▸ **Problem description**: Every line containing the word "этой" needs to be found and copied.
## START Data section
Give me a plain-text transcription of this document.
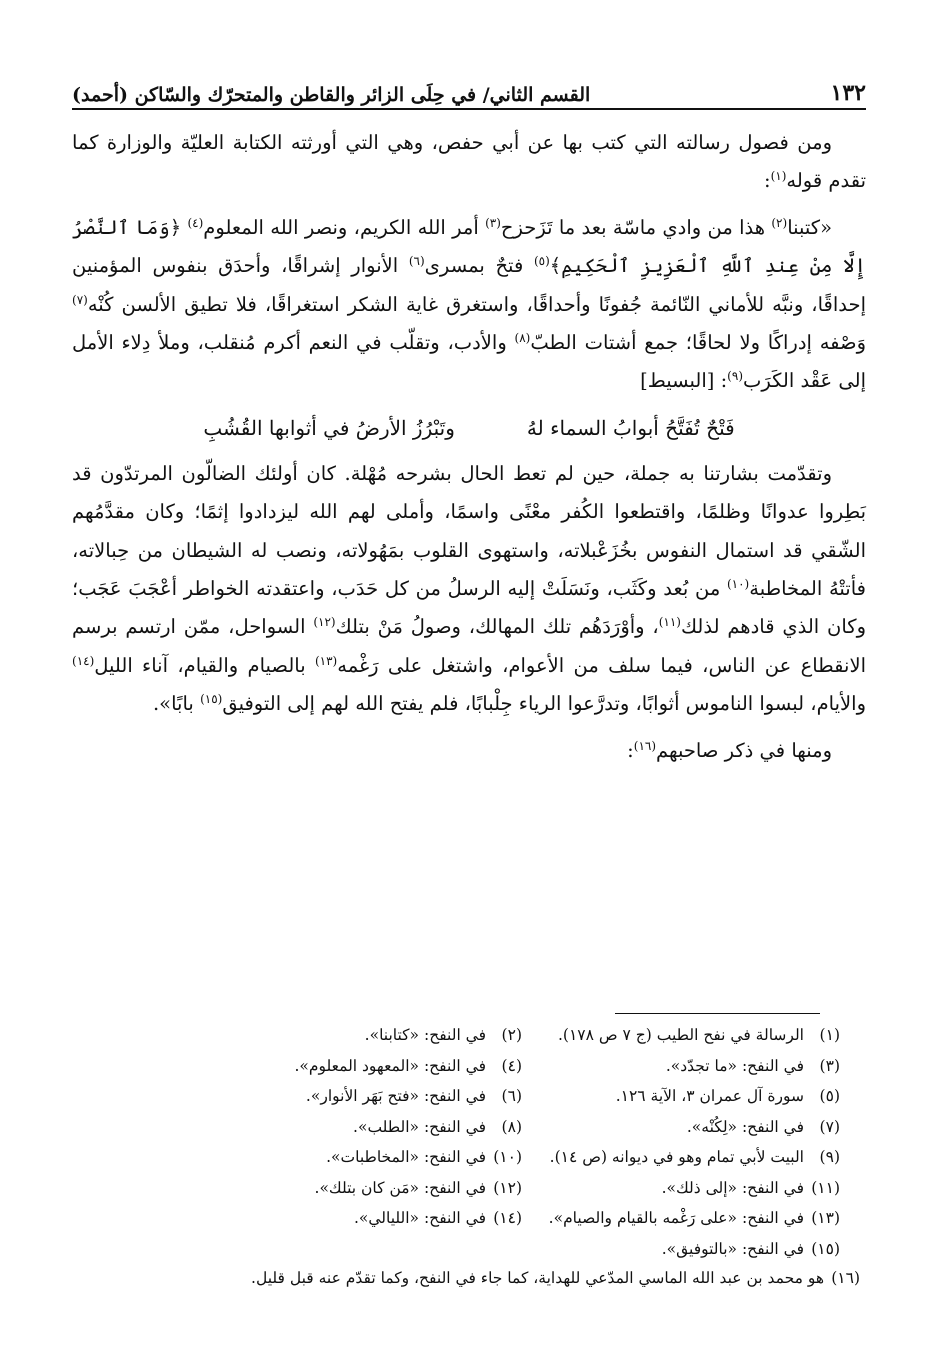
١٣٢
القسم الثاني/ في حِلَى الزائر والقاطن والمتحرّك والسّاكن (أحمد)

ومن فصول رسالته التي كتب بها عن أبي حفص، وهي التي أورثته الكتابة العليّة والوزارة كما تقدم قوله$^{(١)}$:

«كتبنا$^{(٢)}$ هذا من وادي ماسّة بعد ما تَزَحزح$^{(٣)}$ أمر الله الكريم، ونصر الله المعلوم$^{(٤)}$ ﴿وَمَا ٱلنَّصْرُ إِلَّا مِنْ عِندِ ٱللَّهِ ٱلْعَزِيزِ ٱلْحَكِيمِ﴾$^{(٥)}$ فتحٌ بمسرى$^{(٦)}$ الأنوار إشراقًا، وأحدَق بنفوس المؤمنين إحداقًا، ونبَّه للأماني النّائمة جُفونًا وأحداقًا، واستغرق غاية الشكر استغراقًا، فلا تطيق الألسن كُنْه$^{(٧)}$ وَصْفه إدراكًا ولا لحاقًا؛ جمع أشتات الطبّ$^{(٨)}$ والأدب، وتقلّب في النعم أكرم مُنقلب، وملأ دِلاء الأمل إلى عَقْد الكَرَب$^{(٩)}$: [البسيط]

فَتْحٌ تُفَتَّحُ أبوابُ السماء لهُ
وتَبْرُزُ الأرضُ في أثوابها القُشُبِ

وتقدّمت بشارتنا به جملة، حين لم تعط الحال بشرحه مُهْلة. كان أولئك الضالّون المرتدّون قد بَطِروا عدوانًا وظلمًا، واقتطعوا الكُفر معْنًى واسمًا، وأملى لهم الله ليزدادوا إثمًا؛ وكان مقدَّمُهم الشّقي قد استمال النفوس بخُزَعْبلاته، واستهوى القلوب بمَهُولاته، ونصب له الشيطان من حِبالاته، فأتتْهُ المخاطبة$^{(١٠)}$ من بُعد وكَثَب، ونَسَلَتْ إليه الرسلُ من كل حَدَب، واعتقدته الخواطر أعْجَبَ عَجَب؛ وكان الذي قادهم لذلك$^{(١١)}$، وأوْرَدَهُم تلك المهالك، وصولُ مَنْ بتلك$^{(١٢)}$ السواحل، ممّن ارتسم برسم الانقطاع عن الناس، فيما سلف من الأعوام، واشتغل على رَغْمه$^{(١٣)}$ بالصيام والقيام، آناء الليل$^{(١٤)}$ والأيام، لبسوا الناموس أثوابًا، وتدرَّعوا الرياء جِلْبابًا، فلم يفتح الله لهم إلى التوفيق$^{(١٥)}$ بابًا».

ومنها في ذكر صاحبهم$^{(١٦)}$:

(١)الرسالة في نفح الطيب (ج ٧ ص ١٧٨).
(٢)في النفح: «كتابنا».
(٣)في النفح: «ما تجدّد».
(٤)في النفح: «المعهود المعلوم».
(٥)سورة آل عمران ٣، الآية ١٢٦.
(٦)في النفح: «فتح بَهَر الأنوار».
(٧)في النفح: «لِكُنْه».
(٨)في النفح: «الطلب».
(٩)البيت لأبي تمام وهو في ديوانه (ص ١٤).
(١٠)في النفح: «المخاطبات».
(١١)في النفح: «إلى ذلك».
(١٢)في النفح: «مَن كان بتلك».
(١٣)في النفح: «على رَغْمه بالقيام والصيام».
(١٤)في النفح: «الليالي».
(١٥)في النفح: «بالتوفيق».
(١٦)هو محمد بن عبد الله الماسي المدّعي للهداية، كما جاء في النفح، وكما تقدّم عنه قبل قليل.
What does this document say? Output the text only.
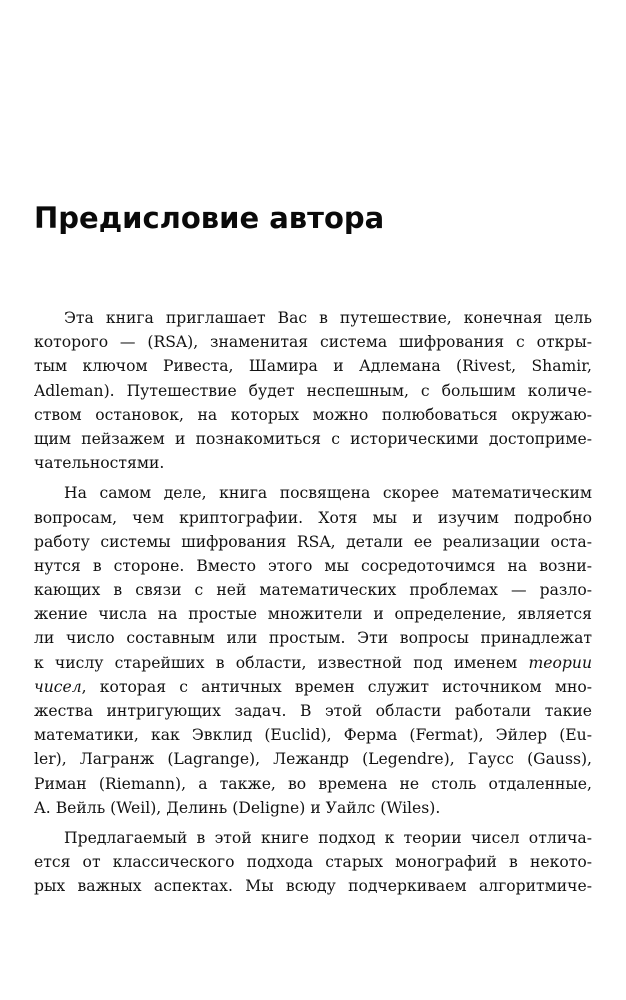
Предисловие автора
Эта книга приглашает Вас в путешествие, конечная цель
которого — (RSA), знаменитая система шифрования с откры-
тым ключом Ривеста, Шамира и Адлемана (Rivest, Shamir,
Adleman). Путешествие будет неспешным, с большим количе-
ством остановок, на которых можно полюбоваться окружаю-
щим пейзажем и познакомиться с историческими достоприме-
чательностями.
На самом деле, книга посвящена скорее математическим
вопросам, чем криптографии. Хотя мы и изучим подробно
работу системы шифрования RSA, детали ее реализации оста-
нутся в стороне. Вместо этого мы сосредоточимся на возни-
кающих в связи с ней математических проблемах — разло-
жение числа на простые множители и определение, является
ли число составным или простым. Эти вопросы принадлежат
к числу старейших в области, известной под именем теории
чисел, которая с античных времен служит источником мно-
жества интригующих задач. В этой области работали такие
математики, как Эвклид (Euclid), Ферма (Fermat), Эйлер (Eu-
ler), Лагранж (Lagrange), Лежандр (Legendre), Гаусс (Gauss),
Риман (Riemann), а также, во времена не столь отдаленные,
А. Вейль (Weil), Делинь (Deligne) и Уайлс (Wiles).
Предлагаемый в этой книге подход к теории чисел отлича-
ется от классического подхода старых монографий в некото-
рых важных аспектах. Мы всюду подчеркиваем алгоритмиче-
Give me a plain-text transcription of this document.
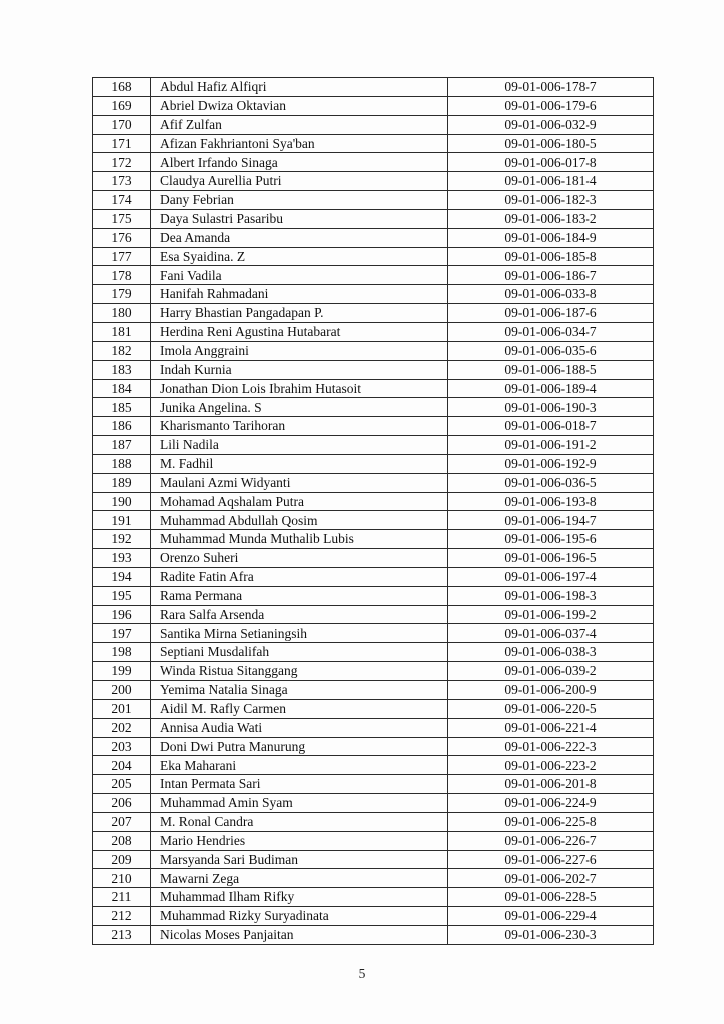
168	Abdul Hafiz Alfiqri	09-01-006-178-7
169	Abriel Dwiza Oktavian	09-01-006-179-6
170	Afif Zulfan	09-01-006-032-9
171	Afizan Fakhriantoni Sya'ban	09-01-006-180-5
172	Albert Irfando Sinaga	09-01-006-017-8
173	Claudya Aurellia Putri	09-01-006-181-4
174	Dany Febrian	09-01-006-182-3
175	Daya Sulastri Pasaribu	09-01-006-183-2
176	Dea Amanda	09-01-006-184-9
177	Esa Syaidina. Z	09-01-006-185-8
178	Fani Vadila	09-01-006-186-7
179	Hanifah Rahmadani	09-01-006-033-8
180	Harry Bhastian Pangadapan P.	09-01-006-187-6
181	Herdina Reni Agustina Hutabarat	09-01-006-034-7
182	Imola Anggraini	09-01-006-035-6
183	Indah Kurnia	09-01-006-188-5
184	Jonathan Dion Lois Ibrahim Hutasoit	09-01-006-189-4
185	Junika Angelina. S	09-01-006-190-3
186	Kharismanto Tarihoran	09-01-006-018-7
187	Lili Nadila	09-01-006-191-2
188	M. Fadhil	09-01-006-192-9
189	Maulani Azmi Widyanti	09-01-006-036-5
190	Mohamad Aqshalam Putra	09-01-006-193-8
191	Muhammad Abdullah Qosim	09-01-006-194-7
192	Muhammad Munda Muthalib Lubis	09-01-006-195-6
193	Orenzo Suheri	09-01-006-196-5
194	Radite Fatin Afra	09-01-006-197-4
195	Rama Permana	09-01-006-198-3
196	Rara Salfa Arsenda	09-01-006-199-2
197	Santika Mirna Setianingsih	09-01-006-037-4
198	Septiani Musdalifah	09-01-006-038-3
199	Winda Ristua Sitanggang	09-01-006-039-2
200	Yemima Natalia Sinaga	09-01-006-200-9
201	Aidil M. Rafly Carmen	09-01-006-220-5
202	Annisa Audia Wati	09-01-006-221-4
203	Doni Dwi Putra Manurung	09-01-006-222-3
204	Eka Maharani	09-01-006-223-2
205	Intan Permata Sari	09-01-006-201-8
206	Muhammad Amin Syam	09-01-006-224-9
207	M. Ronal Candra	09-01-006-225-8
208	Mario Hendries	09-01-006-226-7
209	Marsyanda Sari Budiman	09-01-006-227-6
210	Mawarni Zega	09-01-006-202-7
211	Muhammad Ilham Rifky	09-01-006-228-5
212	Muhammad Rizky Suryadinata	09-01-006-229-4
213	Nicolas Moses Panjaitan	09-01-006-230-3
5
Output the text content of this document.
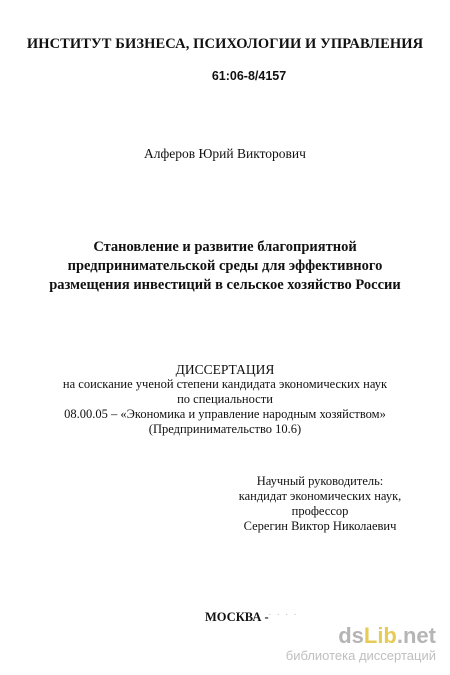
ИНСТИТУТ БИЗНЕСА, ПСИХОЛОГИИ И УПРАВЛЕНИЯ
61:06-8/4157
Алферов Юрий Викторович
Становление и развитие благоприятной
предпринимательской среды для эффективного
размещения инвестиций в сельское хозяйство России
ДИССЕРТАЦИЯ
на соискание ученой степени кандидата экономических наук
по специальности
08.00.05 – «Экономика и управление народным хозяйством»
(Предпринимательство 10.6)
Научный руководитель:
кандидат экономических наук, профессор
Серегин Виктор Николаевич
МОСКВА - · · · ·
dsLib.net
библиотека диссертаций
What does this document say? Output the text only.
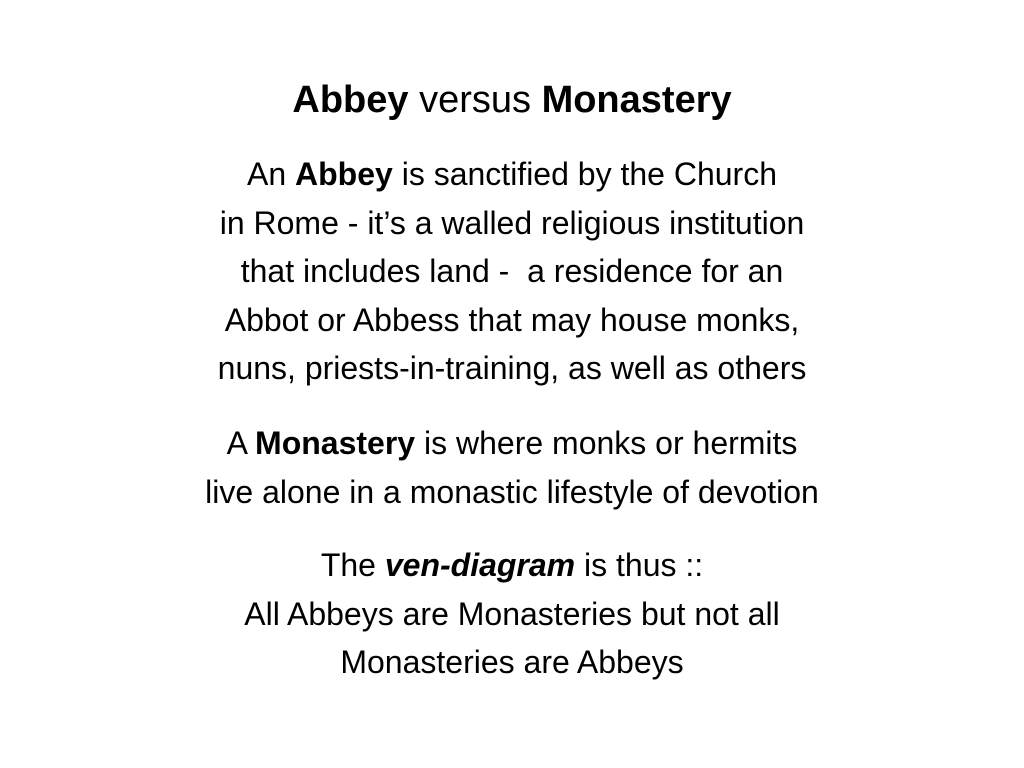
Abbey versus Monastery

An Abbey is sanctified by the Church
in Rome - it’s a walled religious institution
that includes land -  a residence for an
Abbot or Abbess that may house monks,
nuns, priests-in-training, as well as others

A Monastery is where monks or hermits
live alone in a monastic lifestyle of devotion

The ven-diagram is thus ::
All Abbeys are Monasteries but not all
Monasteries are Abbeys
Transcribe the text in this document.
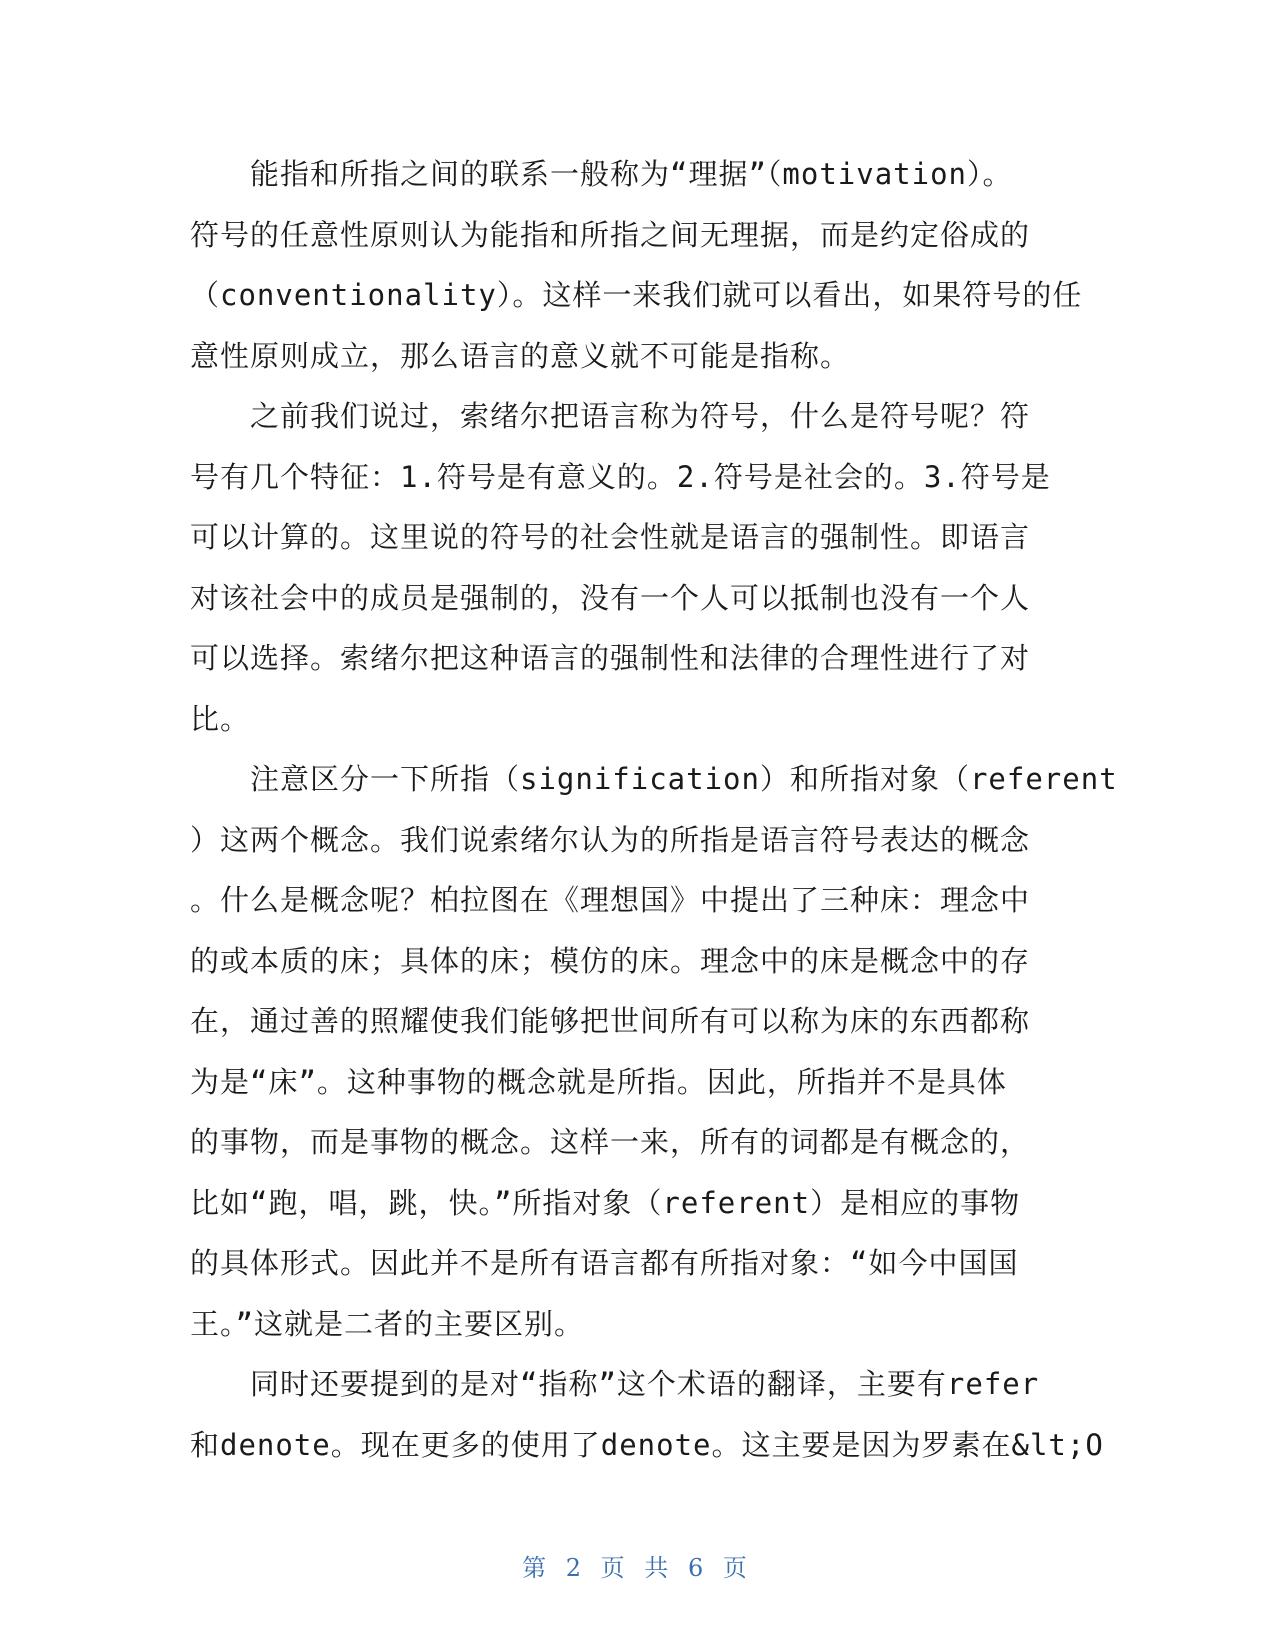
能指和所指之间的联系一般称为“理据”（motivation）。
符号的任意性原则认为能指和所指之间无理据，而是约定俗成的
（conventionality）。这样一来我们就可以看出，如果符号的任
意性原则成立，那么语言的意义就不可能是指称。
之前我们说过，索绪尔把语言称为符号，什么是符号呢？符
号有几个特征：1.符号是有意义的。2.符号是社会的。3.符号是
可以计算的。这里说的符号的社会性就是语言的强制性。即语言
对该社会中的成员是强制的，没有一个人可以抵制也没有一个人
可以选择。索绪尔把这种语言的强制性和法律的合理性进行了对
比。
注意区分一下所指（signification）和所指对象（referent
）这两个概念。我们说索绪尔认为的所指是语言符号表达的概念
。什么是概念呢？柏拉图在《理想国》中提出了三种床：理念中
的或本质的床；具体的床；模仿的床。理念中的床是概念中的存
在，通过善的照耀使我们能够把世间所有可以称为床的东西都称
为是“床”。这种事物的概念就是所指。因此，所指并不是具体
的事物，而是事物的概念。这样一来，所有的词都是有概念的，
比如“跑，唱，跳，快。”所指对象（referent）是相应的事物
的具体形式。因此并不是所有语言都有所指对象：“如今中国国
王。”这就是二者的主要区别。
同时还要提到的是对“指称”这个术语的翻译，主要有refer
和denote。现在更多的使用了denote。这主要是因为罗素在&lt;O
第 2 页 共 6 页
## END Data section
▸ **Solution to this problem**:
жества интригующих задач. В этой области работали такие
Предлагаемый в этой книге подход к теории чисел отлича-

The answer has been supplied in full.